--- Exercise data Enclosed Below ---
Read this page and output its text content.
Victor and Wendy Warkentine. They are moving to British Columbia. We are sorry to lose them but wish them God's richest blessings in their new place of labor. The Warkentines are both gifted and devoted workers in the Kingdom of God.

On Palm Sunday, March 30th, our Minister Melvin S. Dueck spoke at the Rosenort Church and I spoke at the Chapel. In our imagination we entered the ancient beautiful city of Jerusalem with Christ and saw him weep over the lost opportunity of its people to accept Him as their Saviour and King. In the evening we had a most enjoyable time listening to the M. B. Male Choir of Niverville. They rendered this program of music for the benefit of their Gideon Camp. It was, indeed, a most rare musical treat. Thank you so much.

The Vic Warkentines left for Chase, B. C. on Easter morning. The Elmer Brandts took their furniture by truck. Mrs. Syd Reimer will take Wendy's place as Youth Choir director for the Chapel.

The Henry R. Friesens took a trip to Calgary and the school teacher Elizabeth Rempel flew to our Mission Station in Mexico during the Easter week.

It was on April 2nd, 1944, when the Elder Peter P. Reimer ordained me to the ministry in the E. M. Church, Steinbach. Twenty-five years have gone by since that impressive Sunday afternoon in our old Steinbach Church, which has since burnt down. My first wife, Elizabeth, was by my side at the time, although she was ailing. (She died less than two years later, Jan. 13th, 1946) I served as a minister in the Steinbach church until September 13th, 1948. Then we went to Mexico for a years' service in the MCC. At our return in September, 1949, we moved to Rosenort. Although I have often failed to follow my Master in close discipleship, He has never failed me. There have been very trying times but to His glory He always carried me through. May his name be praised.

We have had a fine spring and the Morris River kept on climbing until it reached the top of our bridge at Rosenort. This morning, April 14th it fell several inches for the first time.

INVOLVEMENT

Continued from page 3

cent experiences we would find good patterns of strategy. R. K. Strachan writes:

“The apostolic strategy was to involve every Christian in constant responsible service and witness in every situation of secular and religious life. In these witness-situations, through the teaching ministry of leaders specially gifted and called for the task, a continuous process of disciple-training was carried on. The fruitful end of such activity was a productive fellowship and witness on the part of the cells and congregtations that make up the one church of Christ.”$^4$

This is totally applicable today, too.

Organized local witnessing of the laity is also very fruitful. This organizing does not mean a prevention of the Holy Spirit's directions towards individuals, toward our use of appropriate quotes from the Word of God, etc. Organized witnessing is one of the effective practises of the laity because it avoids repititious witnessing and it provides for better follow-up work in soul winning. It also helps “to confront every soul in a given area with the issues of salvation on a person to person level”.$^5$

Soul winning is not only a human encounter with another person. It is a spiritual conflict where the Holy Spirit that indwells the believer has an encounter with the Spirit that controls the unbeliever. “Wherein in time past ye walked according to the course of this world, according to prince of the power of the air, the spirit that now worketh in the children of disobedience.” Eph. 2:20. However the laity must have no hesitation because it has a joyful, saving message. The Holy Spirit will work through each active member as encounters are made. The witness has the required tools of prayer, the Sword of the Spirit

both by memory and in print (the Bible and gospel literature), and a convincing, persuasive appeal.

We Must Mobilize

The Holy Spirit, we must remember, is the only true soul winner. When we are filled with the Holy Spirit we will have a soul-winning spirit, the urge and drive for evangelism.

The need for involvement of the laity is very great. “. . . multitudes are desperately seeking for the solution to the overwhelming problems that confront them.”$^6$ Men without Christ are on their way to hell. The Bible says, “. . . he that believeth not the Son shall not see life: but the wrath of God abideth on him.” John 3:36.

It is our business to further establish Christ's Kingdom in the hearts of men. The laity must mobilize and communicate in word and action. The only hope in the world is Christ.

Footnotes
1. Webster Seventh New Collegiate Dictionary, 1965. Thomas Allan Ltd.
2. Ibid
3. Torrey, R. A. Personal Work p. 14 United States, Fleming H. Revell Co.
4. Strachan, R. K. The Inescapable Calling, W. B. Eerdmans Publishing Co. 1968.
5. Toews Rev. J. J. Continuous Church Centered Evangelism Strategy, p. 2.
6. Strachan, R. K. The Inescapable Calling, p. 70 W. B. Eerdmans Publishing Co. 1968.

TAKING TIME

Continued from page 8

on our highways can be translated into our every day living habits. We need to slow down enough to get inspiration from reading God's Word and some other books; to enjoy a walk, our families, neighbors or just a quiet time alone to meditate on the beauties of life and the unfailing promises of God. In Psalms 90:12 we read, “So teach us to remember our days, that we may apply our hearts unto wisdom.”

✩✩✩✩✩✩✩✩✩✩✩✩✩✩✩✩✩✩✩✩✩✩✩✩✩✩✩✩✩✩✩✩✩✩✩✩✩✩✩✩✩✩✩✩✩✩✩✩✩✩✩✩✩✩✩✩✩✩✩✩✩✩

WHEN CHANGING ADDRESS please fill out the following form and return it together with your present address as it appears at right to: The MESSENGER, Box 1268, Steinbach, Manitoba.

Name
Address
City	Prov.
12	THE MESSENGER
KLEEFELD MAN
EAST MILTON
--- End of Enclosed Exercise data ---
* _Exercise requirements_
Output each record precisely as given.

* _Exercise answer_
Read this page and output its text content.
Victor and Wendy Warkentine. They are moving to British Columbia. We are sorry to lose them but wish them God's richest blessings in their new place of labor. The Warkentines are both gifted and devoted workers in the Kingdom of God.

On Palm Sunday, March 30th, our Minister Melvin S. Dueck spoke at the Rosenort Church and I spoke at the Chapel. In our imagination we entered the ancient beautiful city of Jerusalem with Christ and saw him weep over the lost opportunity of its people to accept Him as their Saviour and King. In the evening we had a most enjoyable time listening to the M. B. Male Choir of Niverville. They rendered this program of music for the benefit of their Gideon Camp. It was, indeed, a most rare musical treat. Thank you so much.

The Vic Warkentines left for Chase, B. C. on Easter morning. The Elmer Brandts took their furniture by truck. Mrs. Syd Reimer will take Wendy's place as Youth Choir director for the Chapel.

The Henry R. Friesens took a trip to Calgary and the school teacher Elizabeth Rempel flew to our Mission Station in Mexico during the Easter week.

It was on April 2nd, 1944, when the Elder Peter P. Reimer ordained me to the ministry in the E. M. Church, Steinbach. Twenty-five years have gone by since that impressive Sunday afternoon in our old Steinbach Church, which has since burnt down. My first wife, Elizabeth, was by my side at the time, although she was ailing. (She died less than two years later, Jan. 13th, 1946) I served as a minister in the Steinbach church until September 13th, 1948. Then we went to Mexico for a years' service in the MCC. At our return in September, 1949, we moved to Rosenort. Although I have often failed to follow my Master in close discipleship, He has never failed me. There have been very trying times but to His glory He always carried me through. May his name be praised.

We have had a fine spring and the Morris River kept on climbing until it reached the top of our bridge at Rosenort. This morning, April 14th it fell several inches for the first time.

INVOLVEMENT

Continued from page 3

cent experiences we would find good patterns of strategy. R. K. Strachan writes:

“The apostolic strategy was to involve every Christian in constant responsible service and witness in every situation of secular and religious life. In these witness-situations, through the teaching ministry of leaders specially gifted and called for the task, a continuous process of disciple-training was carried on. The fruitful end of such activity was a productive fellowship and witness on the part of the cells and congregtations that make up the one church of Christ.”$^4$

This is totally applicable today, too.

Organized local witnessing of the laity is also very fruitful. This organizing does not mean a prevention of the Holy Spirit's directions towards individuals, toward our use of appropriate quotes from the Word of God, etc. Organized witnessing is one of the effective practises of the laity because it avoids repititious witnessing and it provides for better follow-up work in soul winning. It also helps “to confront every soul in a given area with the issues of salvation on a person to person level”.$^5$

Soul winning is not only a human encounter with another person. It is a spiritual conflict where the Holy Spirit that indwells the believer has an encounter with the Spirit that controls the unbeliever. “Wherein in time past ye walked according to the course of this world, according to prince of the power of the air, the spirit that now worketh in the children of disobedience.” Eph. 2:20. However the laity must have no hesitation because it has a joyful, saving message. The Holy Spirit will work through each active member as encounters are made. The witness has the required tools of prayer, the Sword of the Spirit

both by memory and in print (the Bible and gospel literature), and a convincing, persuasive appeal.

We Must Mobilize

The Holy Spirit, we must remember, is the only true soul winner. When we are filled with the Holy Spirit we will have a soul-winning spirit, the urge and drive for evangelism.

The need for involvement of the laity is very great. “. . . multitudes are desperately seeking for the solution to the overwhelming problems that confront them.”$^6$ Men without Christ are on their way to hell. The Bible says, “. . . he that believeth not the Son shall not see life: but the wrath of God abideth on him.” John 3:36.

It is our business to further establish Christ's Kingdom in the hearts of men. The laity must mobilize and communicate in word and action. The only hope in the world is Christ.

Footnotes
1. Webster Seventh New Collegiate Dictionary, 1965. Thomas Allan Ltd.
2. Ibid
3. Torrey, R. A. Personal Work p. 14 United States, Fleming H. Revell Co.
4. Strachan, R. K. The Inescapable Calling, W. B. Eerdmans Publishing Co. 1968.
5. Toews Rev. J. J. Continuous Church Centered Evangelism Strategy, p. 2.
6. Strachan, R. K. The Inescapable Calling, p. 70 W. B. Eerdmans Publishing Co. 1968.

TAKING TIME

Continued from page 8

on our highways can be translated into our every day living habits. We need to slow down enough to get inspiration from reading God's Word and some other books; to enjoy a walk, our families, neighbors or just a quiet time alone to meditate on the beauties of life and the unfailing promises of God. In Psalms 90:12 we read, “So teach us to remember our days, that we may apply our hearts unto wisdom.”

✩✩✩✩✩✩✩✩✩✩✩✩✩✩✩✩✩✩✩✩✩✩✩✩✩✩✩✩✩✩✩✩✩✩✩✩✩✩✩✩✩✩✩✩✩✩✩✩✩✩✩✩✩✩✩✩✩✩✩✩✩✩

WHEN CHANGING ADDRESS please fill out the following form and return it together with your present address as it appears at right to: The MESSENGER, Box 1268, Steinbach, Manitoba.

Name
Address
City	Prov.
12	THE MESSENGER
KLEEFELD MAN
EAST MILTON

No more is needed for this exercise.